En dehors de cette responsabilité de flux, les ports africains doivent naturellement assurer la réception, la transformation, et l’expédition des ressources halieutiques. La production annuelle de poissons dans les eaux des seuls pays côtiers de l’Afrique de l’Ouest est estimée à plus de 1,6 million de tonnes, et représente une valeur commerciale d’environ deux milliards d’euros.
Enfin, le troisième volet, plus récent, consiste pour les plateformes portuaires à organiser des hubs de développement industriel, à leur périphérie. Cette fonction nouvelle joue un rôle particulièrement important dans le développement économique des pays concernés, avec les bassins d’emploi associés.
Cette triple responsabilité, associée à l’importance de la géographie humaine du continent, et aux ressources du sous-sol, créent une attraction géopolitique mondiale vers ses ports, et particulièrement ceux de l’Afrique de l’ouest
Une compétition internationale
Le CESA, Centre d’Etudes Stratégiques de l’Afrique, estime que la Chine, à travers ses entreprises d’État, est impliquée dans 78 ports africains en tant que bailleurs de fonds, constructeurs ou opérateurs, soit 33% de l’ensemble des infrastructures portuaires du continent. Pratiquement la moitié ont déjà accueilli des escales ou des exercices militaires des forces navales de l’armée chinoise. Pékin a développé un plan stratégique visant à dynamiser les flux ente les produits chinois, et les matières premières africaines. La présence chinoise dans le secteur portuaire en africain est sans équivalent, ailleurs dans le monde.
Un autre acteur stratégique s’est impliqué depuis une vingtaine d’années : Les Émirats arabes unis. Leur principal opérateur, DP World, est aujourd’hui un acteur majeur. Le port de Ndayane, au Sénégal, en cours de développement par ce groupe, représente un projet de 1,2 milliard de dollars sur deux phases. Les EAU encourage également de nouveaux entrants sur le continent, comme Abu Dhabi Ports, très présent en Afrique de l’Est, leur zone d’influence naturelle, où ils rivalisent avec la Chine.
Le retrait relatif de la France
La France connaît un déclin dans le domaine portuaire et logistique en Afrique. La cession des actifs africains du groupe Bolloré Africa Logistics au groupe italo-suisse MSC en 2022 en est un exemple. Il a concerné principalement, la cession de 16 terminaux portuaires et de plusieurs entrepôts stratégiques.

§ **VOTRE OBJECTIF**
Recopiez le passage du texte sur les ports africains qui commence à « Le retrait relatif » et se termine à « plusieurs entrepôts stratégiques. », en mettant « Belgique » à la place de « France ». Servez-vous uniquement du texte.

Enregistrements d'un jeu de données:
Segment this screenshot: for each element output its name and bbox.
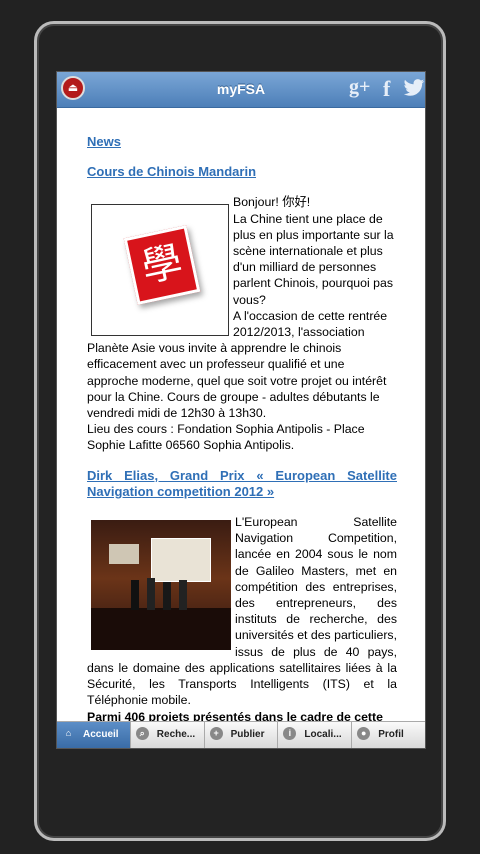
article1-image[interactable]: 學 xyxy=(91,204,229,337)
tab-publier[interactable]: + Publier xyxy=(205,722,279,748)
article2-image[interactable] xyxy=(91,520,231,651)
tab-recherche[interactable]: ⌕ Reche... xyxy=(131,722,205,748)
chinese-character-icon: 學 xyxy=(123,225,201,306)
info-icon: i xyxy=(283,727,297,740)
search-icon: ⌕ xyxy=(135,727,149,740)
facebook-icon[interactable]: f xyxy=(383,76,390,102)
news-content: News Cours de Chinois Mandarin 學 Bonjour… xyxy=(87,134,397,725)
twitter-icon[interactable] xyxy=(403,78,425,103)
home-icon: ⌂ xyxy=(65,728,72,738)
article2-title-link[interactable]: Dirk Elias, Grand Prix « European Satell… xyxy=(87,468,397,500)
news-heading-link[interactable]: News xyxy=(87,134,397,150)
app-screen: ⏏ myFSA g+ f News Cours de Chinois Manda… xyxy=(56,71,426,749)
google-plus-icon[interactable]: g+ xyxy=(349,76,370,99)
plus-icon: + xyxy=(209,727,223,740)
tab-profil[interactable]: ● Profil xyxy=(352,722,425,748)
article1: 學 Bonjour! 你好! La Chine tient une place … xyxy=(87,194,397,453)
article2: L'European Satellite Navigation Competit… xyxy=(87,514,397,725)
user-icon: ● xyxy=(357,727,371,740)
top-bar: ⏏ myFSA g+ f xyxy=(57,72,425,108)
article1-title-link[interactable]: Cours de Chinois Mandarin xyxy=(87,164,397,180)
tab-localisation[interactable]: i Locali... xyxy=(278,722,353,748)
tab-accueil[interactable]: ⌂ Accueil xyxy=(57,722,131,748)
bottom-tab-bar: ⌂ Accueil ⌕ Reche... + Publier i Locali.… xyxy=(57,721,425,748)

§ **RÉSULTAT DE LA TÂCHE**
Le retrait relatif de la Belgique
La Belgique connaît un déclin dans le domaine portuaire et logistique en Afrique. La cession des actifs africains du groupe Bolloré Africa Logistics au groupe italo-suisse MSC en 2022 en est un exemple. Il a concerné principalement, la cession de 16 terminaux portuaires et de plusieurs entrepôts stratégiques.